- **Supplied text**:
Sunday, July 13, 2008




With less than a month to go for the Beijing Olympics, the Chinese authorities are showing increasing signs of nervousness over possible acts of terrorism by the Islamic Movement of East Turkestan (IMET) either in the Olympic venues or in Xinjiang or in any of the Central Asian Republics or in Pakistan. This nervousness has been reflected in the forcible closure of nearly 40 allegedly illegal mosques in Xinjiang, more arrests of alleged terrorists and the execution of the death sentences awarded by the courts in the past against alleged Uighur terrorists. The Chinese do not seem to have taken into consideration the danger that such acts by themselves may provoke the Uighur dissidents to retaliate against them.

- **Records supplied**:
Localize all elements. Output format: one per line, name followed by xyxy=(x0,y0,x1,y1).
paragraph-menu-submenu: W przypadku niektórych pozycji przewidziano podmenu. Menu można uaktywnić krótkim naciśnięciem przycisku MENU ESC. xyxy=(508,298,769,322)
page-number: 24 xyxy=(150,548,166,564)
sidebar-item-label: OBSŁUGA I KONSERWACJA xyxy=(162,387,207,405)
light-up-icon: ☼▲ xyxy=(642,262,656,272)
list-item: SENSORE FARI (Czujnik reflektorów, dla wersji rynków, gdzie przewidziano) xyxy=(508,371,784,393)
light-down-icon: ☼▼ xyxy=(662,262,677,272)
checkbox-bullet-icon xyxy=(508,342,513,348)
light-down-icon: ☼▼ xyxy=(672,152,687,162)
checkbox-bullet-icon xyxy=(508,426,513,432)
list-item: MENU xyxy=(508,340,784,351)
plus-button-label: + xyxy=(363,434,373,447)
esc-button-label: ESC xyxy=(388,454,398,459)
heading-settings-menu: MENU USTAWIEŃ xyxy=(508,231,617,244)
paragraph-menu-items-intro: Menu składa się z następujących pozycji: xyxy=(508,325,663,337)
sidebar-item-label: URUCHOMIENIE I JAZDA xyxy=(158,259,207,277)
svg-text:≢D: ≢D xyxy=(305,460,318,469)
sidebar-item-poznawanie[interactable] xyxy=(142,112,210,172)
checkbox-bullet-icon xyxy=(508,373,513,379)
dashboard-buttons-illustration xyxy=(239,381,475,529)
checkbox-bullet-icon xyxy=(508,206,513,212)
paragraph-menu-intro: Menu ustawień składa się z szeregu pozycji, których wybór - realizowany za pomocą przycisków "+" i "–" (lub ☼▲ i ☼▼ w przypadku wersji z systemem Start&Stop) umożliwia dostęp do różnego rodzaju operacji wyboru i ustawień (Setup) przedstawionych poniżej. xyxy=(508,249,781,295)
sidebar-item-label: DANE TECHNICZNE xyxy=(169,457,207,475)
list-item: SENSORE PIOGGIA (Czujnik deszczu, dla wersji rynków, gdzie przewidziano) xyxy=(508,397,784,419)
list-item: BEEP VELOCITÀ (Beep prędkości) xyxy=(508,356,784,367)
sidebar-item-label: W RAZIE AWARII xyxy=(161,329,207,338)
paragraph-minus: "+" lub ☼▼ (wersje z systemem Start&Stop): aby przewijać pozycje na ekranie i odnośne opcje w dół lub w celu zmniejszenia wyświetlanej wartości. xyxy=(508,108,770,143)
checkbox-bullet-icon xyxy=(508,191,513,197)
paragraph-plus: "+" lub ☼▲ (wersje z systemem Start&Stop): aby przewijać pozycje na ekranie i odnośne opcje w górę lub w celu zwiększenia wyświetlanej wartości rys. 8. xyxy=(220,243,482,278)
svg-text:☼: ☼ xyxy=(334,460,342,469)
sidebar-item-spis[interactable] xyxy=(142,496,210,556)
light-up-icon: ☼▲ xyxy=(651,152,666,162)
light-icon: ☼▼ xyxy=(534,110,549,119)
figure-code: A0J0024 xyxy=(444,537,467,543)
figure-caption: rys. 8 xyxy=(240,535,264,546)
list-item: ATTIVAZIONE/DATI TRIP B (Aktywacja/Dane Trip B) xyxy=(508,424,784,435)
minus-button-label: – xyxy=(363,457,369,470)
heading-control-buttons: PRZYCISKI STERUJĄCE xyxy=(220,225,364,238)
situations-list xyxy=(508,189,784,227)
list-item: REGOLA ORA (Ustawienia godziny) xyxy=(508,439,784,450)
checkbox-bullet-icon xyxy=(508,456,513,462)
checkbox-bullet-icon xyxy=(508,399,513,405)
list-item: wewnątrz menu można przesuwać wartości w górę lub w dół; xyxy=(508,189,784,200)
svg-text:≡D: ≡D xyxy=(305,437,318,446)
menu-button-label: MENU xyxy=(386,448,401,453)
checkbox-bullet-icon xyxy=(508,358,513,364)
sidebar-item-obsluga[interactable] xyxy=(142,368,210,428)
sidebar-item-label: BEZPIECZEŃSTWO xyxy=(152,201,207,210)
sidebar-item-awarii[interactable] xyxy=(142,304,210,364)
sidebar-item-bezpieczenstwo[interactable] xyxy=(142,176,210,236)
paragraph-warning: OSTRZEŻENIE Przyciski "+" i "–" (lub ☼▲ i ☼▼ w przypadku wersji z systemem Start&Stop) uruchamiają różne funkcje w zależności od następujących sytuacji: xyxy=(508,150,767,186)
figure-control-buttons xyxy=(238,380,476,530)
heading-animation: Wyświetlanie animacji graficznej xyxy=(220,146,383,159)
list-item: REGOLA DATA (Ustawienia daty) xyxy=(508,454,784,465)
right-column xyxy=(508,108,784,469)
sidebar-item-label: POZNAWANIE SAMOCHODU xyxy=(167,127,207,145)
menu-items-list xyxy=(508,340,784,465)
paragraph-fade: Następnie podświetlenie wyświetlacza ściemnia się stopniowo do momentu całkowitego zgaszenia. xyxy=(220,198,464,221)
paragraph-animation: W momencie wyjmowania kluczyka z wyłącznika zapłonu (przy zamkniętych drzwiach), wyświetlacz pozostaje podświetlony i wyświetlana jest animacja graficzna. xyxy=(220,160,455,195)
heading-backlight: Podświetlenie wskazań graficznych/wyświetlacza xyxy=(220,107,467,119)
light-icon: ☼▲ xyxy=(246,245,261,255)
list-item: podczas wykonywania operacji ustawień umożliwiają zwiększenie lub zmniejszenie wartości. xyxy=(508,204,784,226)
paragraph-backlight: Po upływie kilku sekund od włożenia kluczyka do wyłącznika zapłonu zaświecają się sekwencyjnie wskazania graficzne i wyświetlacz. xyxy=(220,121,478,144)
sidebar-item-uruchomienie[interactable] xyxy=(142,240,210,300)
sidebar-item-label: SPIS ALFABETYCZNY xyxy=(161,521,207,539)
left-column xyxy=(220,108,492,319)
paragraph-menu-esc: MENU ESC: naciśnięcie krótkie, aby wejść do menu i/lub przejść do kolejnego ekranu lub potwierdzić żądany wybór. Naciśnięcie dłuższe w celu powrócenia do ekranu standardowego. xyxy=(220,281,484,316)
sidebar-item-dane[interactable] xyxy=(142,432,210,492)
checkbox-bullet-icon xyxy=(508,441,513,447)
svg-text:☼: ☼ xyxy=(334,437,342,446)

- **Problem 1**: In the commentary on Chinese security concerns before the Beijing Olympics, translate this sentence into French: "The Chinese do not seem to have taken into consideration the danger that such acts by themselves may provoke the Uighur dissidents to retaliate against them."
- **Problem 2**: Write the next part of the commentary on Chinese security concerns before the Beijing Olympics, continuing after its final sentence.

- **Task result 1**: Les Chinois ne semblent pas avoir pris en considération le danger que de tels actes puissent, à eux seuls, inciter les dissidents ouïghours à exercer des représailles contre eux.

- **Task result 2**:
2. The forcible closure of the so-called unauthorised mosques seems to have been triggered off by fears that some of these mosques may turn out to be the Lal Masjids of Xinjiang. The Lal Masjid of Islamabad became the base of the activities of pro-Al Qaeda and pro-Taliban Pashtun student extremists last year, forcing Pakistani President Pervez Musharraf to order the Army commandoes to raid the Masjid in July last year to wrest control of the Masjid from the extremists. He ordered this raid after the students kidnapped some Chinese women working in local beauty and massage parlours and accused them of leading an immoral life.

3. The Chinese have been closely monitoring the situation in the tribal belt of Pakistan and having frequent interactions with the Pakistani authorities in order to prevent any act of terrorism mounted from the Pakistani territory before or during the Olympics.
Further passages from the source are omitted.